=== Requirement ===
Pick out the lines below that include the string "지구에서".

=== Material supplied ===
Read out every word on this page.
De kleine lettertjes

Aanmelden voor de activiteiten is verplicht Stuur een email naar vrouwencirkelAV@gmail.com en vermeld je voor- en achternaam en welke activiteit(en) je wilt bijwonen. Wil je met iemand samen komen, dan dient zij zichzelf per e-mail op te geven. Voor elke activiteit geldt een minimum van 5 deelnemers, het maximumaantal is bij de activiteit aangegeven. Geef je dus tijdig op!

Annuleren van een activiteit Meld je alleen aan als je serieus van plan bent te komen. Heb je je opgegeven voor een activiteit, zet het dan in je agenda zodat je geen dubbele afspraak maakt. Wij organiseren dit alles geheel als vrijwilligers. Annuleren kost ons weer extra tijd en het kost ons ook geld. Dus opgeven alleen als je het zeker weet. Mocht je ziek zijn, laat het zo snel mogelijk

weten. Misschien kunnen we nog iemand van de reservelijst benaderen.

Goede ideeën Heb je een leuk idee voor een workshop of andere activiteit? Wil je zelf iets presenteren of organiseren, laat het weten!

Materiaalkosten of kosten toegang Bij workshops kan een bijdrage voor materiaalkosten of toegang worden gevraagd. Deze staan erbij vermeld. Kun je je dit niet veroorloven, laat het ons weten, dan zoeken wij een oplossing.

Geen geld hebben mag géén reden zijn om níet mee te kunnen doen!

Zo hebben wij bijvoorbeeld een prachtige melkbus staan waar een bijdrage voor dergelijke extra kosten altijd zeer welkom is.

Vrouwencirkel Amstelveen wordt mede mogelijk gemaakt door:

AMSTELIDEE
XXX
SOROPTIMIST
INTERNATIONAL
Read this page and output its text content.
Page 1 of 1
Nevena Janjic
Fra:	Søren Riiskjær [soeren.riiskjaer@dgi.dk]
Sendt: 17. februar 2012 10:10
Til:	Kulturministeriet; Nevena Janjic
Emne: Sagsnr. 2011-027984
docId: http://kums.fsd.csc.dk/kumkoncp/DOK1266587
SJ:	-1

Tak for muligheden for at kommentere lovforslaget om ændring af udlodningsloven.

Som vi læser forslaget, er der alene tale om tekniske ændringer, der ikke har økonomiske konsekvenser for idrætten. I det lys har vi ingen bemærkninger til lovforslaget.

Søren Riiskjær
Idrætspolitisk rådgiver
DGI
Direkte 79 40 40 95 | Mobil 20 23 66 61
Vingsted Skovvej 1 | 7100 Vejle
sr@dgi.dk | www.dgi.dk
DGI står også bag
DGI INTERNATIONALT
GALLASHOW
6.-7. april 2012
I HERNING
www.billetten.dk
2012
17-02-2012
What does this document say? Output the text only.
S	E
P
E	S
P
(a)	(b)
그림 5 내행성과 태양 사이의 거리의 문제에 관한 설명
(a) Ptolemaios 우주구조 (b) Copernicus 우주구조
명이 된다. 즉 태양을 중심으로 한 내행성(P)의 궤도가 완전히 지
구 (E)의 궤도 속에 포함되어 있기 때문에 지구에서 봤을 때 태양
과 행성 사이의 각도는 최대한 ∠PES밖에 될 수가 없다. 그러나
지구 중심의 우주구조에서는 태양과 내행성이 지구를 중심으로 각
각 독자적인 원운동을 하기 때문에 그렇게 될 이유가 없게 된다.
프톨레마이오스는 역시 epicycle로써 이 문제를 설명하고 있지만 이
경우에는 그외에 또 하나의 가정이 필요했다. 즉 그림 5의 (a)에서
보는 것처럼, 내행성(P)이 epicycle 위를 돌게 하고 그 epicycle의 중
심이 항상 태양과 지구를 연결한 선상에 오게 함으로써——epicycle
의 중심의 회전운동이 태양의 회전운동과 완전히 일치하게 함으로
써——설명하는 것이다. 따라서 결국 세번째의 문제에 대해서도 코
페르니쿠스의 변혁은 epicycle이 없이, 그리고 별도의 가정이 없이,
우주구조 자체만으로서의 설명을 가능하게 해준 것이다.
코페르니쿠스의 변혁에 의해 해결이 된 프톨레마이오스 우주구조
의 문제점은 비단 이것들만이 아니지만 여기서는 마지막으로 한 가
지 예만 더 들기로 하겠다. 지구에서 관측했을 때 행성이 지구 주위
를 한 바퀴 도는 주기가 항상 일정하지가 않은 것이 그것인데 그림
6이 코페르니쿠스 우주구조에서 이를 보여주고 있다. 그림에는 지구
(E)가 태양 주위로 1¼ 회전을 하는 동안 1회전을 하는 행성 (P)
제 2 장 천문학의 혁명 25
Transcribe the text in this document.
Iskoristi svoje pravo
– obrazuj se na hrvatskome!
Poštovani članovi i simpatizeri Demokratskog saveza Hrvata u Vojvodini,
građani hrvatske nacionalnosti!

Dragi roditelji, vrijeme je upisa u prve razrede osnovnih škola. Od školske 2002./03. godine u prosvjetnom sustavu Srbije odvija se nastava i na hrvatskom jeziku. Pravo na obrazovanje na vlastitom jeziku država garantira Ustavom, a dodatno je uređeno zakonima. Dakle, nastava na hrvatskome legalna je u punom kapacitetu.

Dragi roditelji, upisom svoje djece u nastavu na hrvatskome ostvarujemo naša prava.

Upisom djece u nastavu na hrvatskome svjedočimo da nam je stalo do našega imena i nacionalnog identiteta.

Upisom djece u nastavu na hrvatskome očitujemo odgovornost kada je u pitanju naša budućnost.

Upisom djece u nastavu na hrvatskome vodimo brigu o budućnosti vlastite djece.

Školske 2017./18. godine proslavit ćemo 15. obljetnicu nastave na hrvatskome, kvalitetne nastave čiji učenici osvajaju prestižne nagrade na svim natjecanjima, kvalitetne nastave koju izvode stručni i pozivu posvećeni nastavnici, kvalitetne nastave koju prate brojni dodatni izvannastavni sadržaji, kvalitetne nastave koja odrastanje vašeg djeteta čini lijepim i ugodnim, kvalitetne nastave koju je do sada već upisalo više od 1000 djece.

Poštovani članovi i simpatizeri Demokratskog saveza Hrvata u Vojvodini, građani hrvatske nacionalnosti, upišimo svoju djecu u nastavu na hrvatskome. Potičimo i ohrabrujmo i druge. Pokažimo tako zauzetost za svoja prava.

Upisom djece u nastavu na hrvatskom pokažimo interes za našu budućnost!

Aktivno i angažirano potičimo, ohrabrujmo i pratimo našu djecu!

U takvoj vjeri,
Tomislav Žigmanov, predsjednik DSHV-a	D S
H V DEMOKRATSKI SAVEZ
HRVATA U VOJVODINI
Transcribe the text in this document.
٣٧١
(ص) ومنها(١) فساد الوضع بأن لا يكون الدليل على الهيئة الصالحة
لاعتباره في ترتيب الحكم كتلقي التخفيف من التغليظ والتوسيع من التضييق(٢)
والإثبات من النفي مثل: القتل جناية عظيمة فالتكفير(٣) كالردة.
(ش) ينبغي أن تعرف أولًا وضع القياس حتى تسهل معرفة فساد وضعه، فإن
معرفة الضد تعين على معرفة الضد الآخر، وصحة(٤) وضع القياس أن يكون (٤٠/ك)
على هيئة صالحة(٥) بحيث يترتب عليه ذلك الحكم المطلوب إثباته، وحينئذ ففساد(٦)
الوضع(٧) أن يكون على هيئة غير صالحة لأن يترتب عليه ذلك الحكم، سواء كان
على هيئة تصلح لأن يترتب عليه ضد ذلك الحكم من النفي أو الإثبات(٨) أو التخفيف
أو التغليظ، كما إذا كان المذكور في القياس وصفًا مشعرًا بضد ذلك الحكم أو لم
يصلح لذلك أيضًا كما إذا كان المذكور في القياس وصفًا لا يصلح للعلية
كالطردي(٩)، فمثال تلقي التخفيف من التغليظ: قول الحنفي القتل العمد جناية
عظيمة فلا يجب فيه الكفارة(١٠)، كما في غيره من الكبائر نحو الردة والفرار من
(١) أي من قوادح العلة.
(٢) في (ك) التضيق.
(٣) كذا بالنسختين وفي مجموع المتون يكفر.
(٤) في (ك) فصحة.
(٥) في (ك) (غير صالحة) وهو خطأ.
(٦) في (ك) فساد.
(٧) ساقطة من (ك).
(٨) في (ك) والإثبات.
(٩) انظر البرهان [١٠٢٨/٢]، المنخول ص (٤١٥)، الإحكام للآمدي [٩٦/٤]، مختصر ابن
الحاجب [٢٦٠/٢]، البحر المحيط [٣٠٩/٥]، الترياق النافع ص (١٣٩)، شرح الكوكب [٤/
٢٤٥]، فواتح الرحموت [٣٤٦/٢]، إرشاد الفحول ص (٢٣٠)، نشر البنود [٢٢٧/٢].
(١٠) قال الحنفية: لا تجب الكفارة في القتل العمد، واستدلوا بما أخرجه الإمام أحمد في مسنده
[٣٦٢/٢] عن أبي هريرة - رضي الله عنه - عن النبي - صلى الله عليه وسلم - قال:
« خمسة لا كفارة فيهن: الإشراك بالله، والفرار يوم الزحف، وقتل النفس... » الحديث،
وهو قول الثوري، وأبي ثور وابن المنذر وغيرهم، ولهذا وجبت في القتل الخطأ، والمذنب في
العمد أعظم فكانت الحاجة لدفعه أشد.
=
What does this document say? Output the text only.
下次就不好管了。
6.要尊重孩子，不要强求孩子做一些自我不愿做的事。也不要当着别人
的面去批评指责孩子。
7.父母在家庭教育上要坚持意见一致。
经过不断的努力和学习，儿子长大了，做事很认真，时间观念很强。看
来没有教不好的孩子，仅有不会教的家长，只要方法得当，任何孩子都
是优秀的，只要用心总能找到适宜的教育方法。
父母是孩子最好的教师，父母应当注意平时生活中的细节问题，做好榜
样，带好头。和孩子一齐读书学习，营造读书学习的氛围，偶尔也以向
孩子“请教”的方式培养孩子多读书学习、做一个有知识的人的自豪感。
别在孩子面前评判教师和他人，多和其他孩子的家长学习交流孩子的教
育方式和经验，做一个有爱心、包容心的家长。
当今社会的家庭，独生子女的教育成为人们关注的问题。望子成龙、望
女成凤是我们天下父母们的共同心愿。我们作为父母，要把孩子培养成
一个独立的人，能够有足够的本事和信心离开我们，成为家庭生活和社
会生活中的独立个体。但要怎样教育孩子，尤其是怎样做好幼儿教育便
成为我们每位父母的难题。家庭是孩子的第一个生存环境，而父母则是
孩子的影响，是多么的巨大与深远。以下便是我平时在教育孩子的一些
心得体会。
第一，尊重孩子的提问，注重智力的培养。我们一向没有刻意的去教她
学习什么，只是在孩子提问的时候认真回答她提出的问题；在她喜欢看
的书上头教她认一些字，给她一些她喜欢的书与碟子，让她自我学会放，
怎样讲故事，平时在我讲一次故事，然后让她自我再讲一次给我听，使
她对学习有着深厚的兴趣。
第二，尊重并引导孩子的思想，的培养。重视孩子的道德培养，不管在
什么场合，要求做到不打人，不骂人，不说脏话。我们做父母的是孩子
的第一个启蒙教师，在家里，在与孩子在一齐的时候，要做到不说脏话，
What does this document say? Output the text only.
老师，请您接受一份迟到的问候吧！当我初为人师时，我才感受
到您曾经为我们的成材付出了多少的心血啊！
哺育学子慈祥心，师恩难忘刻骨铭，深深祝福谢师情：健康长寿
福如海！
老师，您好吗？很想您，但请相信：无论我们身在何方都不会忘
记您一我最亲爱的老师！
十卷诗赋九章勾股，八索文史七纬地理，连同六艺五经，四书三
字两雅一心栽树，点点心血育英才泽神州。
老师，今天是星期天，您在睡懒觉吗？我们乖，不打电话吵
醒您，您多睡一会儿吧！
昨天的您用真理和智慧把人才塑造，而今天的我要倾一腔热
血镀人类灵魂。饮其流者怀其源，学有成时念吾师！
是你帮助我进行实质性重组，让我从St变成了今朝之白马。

=== Reply to the task ===
구 (E)의 궤도 속에 포함되어 있기 때문에 지구에서 봤을 때 태양
지 예만 더 들기로 하겠다. 지구에서 관측했을 때 행성이 지구 주위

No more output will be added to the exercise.